# Requirements:
Write the data out again exactly, dropping any images it holds.

-- Start --

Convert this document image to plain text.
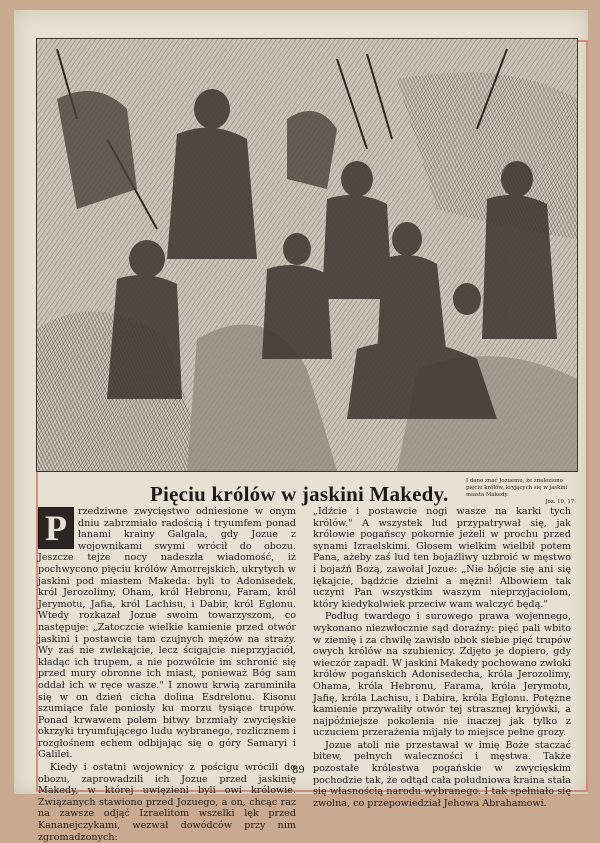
Pięciu królów w jaskini Makedy.
I dano znać Jozuemu, że znaleziono pięciu królów, kryjących się w jaskini miasta Makedy.
Joz. 10, 17.

P	rzedziwne zwycięstwo odniesione w onym dniu zabrzmiało radością i tryumfem ponad łanami krainy Galgala, gdy Jozue z wojownikami swymi wrócił do obozu. Jeszcze tejże nocy nadeszła wiadomość, iż pochwycono pięciu królów Amorrejskich, ukrytych w jaskini pod miastem Makeda: byli to Adonisedek, król Jerozolimy, Oham, król Hebronu, Faram, król Jerymotu, Jafia, król Lachisu, i Dabir, król Eglonu. Wtedy rozkazał Jozue swoim towarzyszom, co następuje: „Zatoczcie wielkie kamienie przed otwór jaskini i postawcie tam czujnych mężów na straży. Wy zaś nie zwlekajcie, lecz ścigajcie nieprzyjaciół, kładąc ich trupem, a nie pozwólcie im schronić się przed mury obronne ich miast, ponieważ Bóg sam oddał ich w ręce wasze." I znowu krwią zaruminiła się w on dzień cicha dolina Esdrelonu. Kisonu szumiące fale poniosły ku morzu tysiące trupów. Ponad krwawem polem bitwy brzmiały zwycięskie okrzyki tryumfującego ludu wybranego, rozlicznem i rozgłośnem echem odbijając się o góry Samaryi i Galilei.

Kiedy i ostatni wojownicy z pościgu wrócili do obozu, zaprowadzili ich Jozue przed jaskinię Makedy, w której uwięzieni byli owi królowie. Związanych stawiono przed Jozuego, a on, chcąc raz na zawsze odjąć Izraelitom wszelki lęk przed Kananejczykami, wezwał dowódców przy nim zgromadzonych:

„Idźcie i postawcie nogi wasze na karki tych królów." A wszystek lud przypatrywał się, jak królowie pogańscy pokornie jeżeli w prochu przed synami Izraelskimi. Głosem wielkim wielbił potem Pana, ażeby zaś lud ten bojaźliwy uzbroić w męstwo i bojaźń Bożą, zawołał Jozue: „Nie bójcie się ani się lękajcie, bądźcie dzielni a mężni! Albowiem tak uczyni Pan wszystkim waszym nieprzyjaciołom, który kiedykolwiek przeciw wam walczyć będą."

Podług twardego i surowego prawa wojennego, wykonano niezwłocznie sąd doraźny: pięć pali wbito w ziemię i za chwilę zawisło obok siebie pięć trupów owych królów na szubienicy. Zdjęto je dopiero, gdy wieczór zapadł. W jaskini Makedy pochowano zwłoki królów pogańskich Adonisedecha, króla Jerozolimy, Ohama, króla Hebronu, Farama, króla Jerymotu, Jafię, króla Lachisu, i Dabira, króla Eglonu. Potężne kamienie przywaliły otwór tej strasznej kryjówki, a najpóźniejsze pokolenia nie inaczej jak tylko z uczuciem przerażenia mijały to miejsce pełne grozy.

Jozue atoli nie przestawał w imię Boże staczać bitew, pełnych waleczności i męstwa. Także pozostałe królestwa pogańskie w zwycięskim pochodzie tak, że odtąd cała południowa kraina stała się własnością narodu wybranego. I tak spełniało się zwolna, co przepowiedział Jehowa Abrahamowi.

89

-- End --

# Task answer:
Convert this document image to plain text.
Pięciu królów w jaskini Makedy.
I dano znać Jozuemu, że znaleziono pięciu królów, kryjących się w jaskini miasta Makedy.
Joz. 10, 17.

P	rzedziwne zwycięstwo odniesione w onym dniu zabrzmiało radością i tryumfem ponad łanami krainy Galgala, gdy Jozue z wojownikami swymi wrócił do obozu. Jeszcze tejże nocy nadeszła wiadomość, iż pochwycono pięciu królów Amorrejskich, ukrytych w jaskini pod miastem Makeda: byli to Adonisedek, król Jerozolimy, Oham, król Hebronu, Faram, król Jerymotu, Jafia, król Lachisu, i Dabir, król Eglonu. Wtedy rozkazał Jozue swoim towarzyszom, co następuje: „Zatoczcie wielkie kamienie przed otwór jaskini i postawcie tam czujnych mężów na straży. Wy zaś nie zwlekajcie, lecz ścigajcie nieprzyjaciół, kładąc ich trupem, a nie pozwólcie im schronić się przed mury obronne ich miast, ponieważ Bóg sam oddał ich w ręce wasze." I znowu krwią zaruminiła się w on dzień cicha dolina Esdrelonu. Kisonu szumiące fale poniosły ku morzu tysiące trupów. Ponad krwawem polem bitwy brzmiały zwycięskie okrzyki tryumfującego ludu wybranego, rozlicznem i rozgłośnem echem odbijając się o góry Samaryi i Galilei.

Kiedy i ostatni wojownicy z pościgu wrócili do obozu, zaprowadzili ich Jozue przed jaskinię Makedy, w której uwięzieni byli owi królowie. Związanych stawiono przed Jozuego, a on, chcąc raz na zawsze odjąć Izraelitom wszelki lęk przed Kananejczykami, wezwał dowódców przy nim zgromadzonych:

„Idźcie i postawcie nogi wasze na karki tych królów." A wszystek lud przypatrywał się, jak królowie pogańscy pokornie jeżeli w prochu przed synami Izraelskimi. Głosem wielkim wielbił potem Pana, ażeby zaś lud ten bojaźliwy uzbroić w męstwo i bojaźń Bożą, zawołał Jozue: „Nie bójcie się ani się lękajcie, bądźcie dzielni a mężni! Albowiem tak uczyni Pan wszystkim waszym nieprzyjaciołom, który kiedykolwiek przeciw wam walczyć będą."

Podług twardego i surowego prawa wojennego, wykonano niezwłocznie sąd doraźny: pięć pali wbito w ziemię i za chwilę zawisło obok siebie pięć trupów owych królów na szubienicy. Zdjęto je dopiero, gdy wieczór zapadł. W jaskini Makedy pochowano zwłoki królów pogańskich Adonisedecha, króla Jerozolimy, Ohama, króla Hebronu, Farama, króla Jerymotu, Jafię, króla Lachisu, i Dabira, króla Eglonu. Potężne kamienie przywaliły otwór tej strasznej kryjówki, a najpóźniejsze pokolenia nie inaczej jak tylko z uczuciem przerażenia mijały to miejsce pełne grozy.

Jozue atoli nie przestawał w imię Boże staczać bitew, pełnych waleczności i męstwa. Także pozostałe królestwa pogańskie w zwycięskim pochodzie tak, że odtąd cała południowa kraina stała się własnością narodu wybranego. I tak spełniało się zwolna, co przepowiedział Jehowa Abrahamowi.

89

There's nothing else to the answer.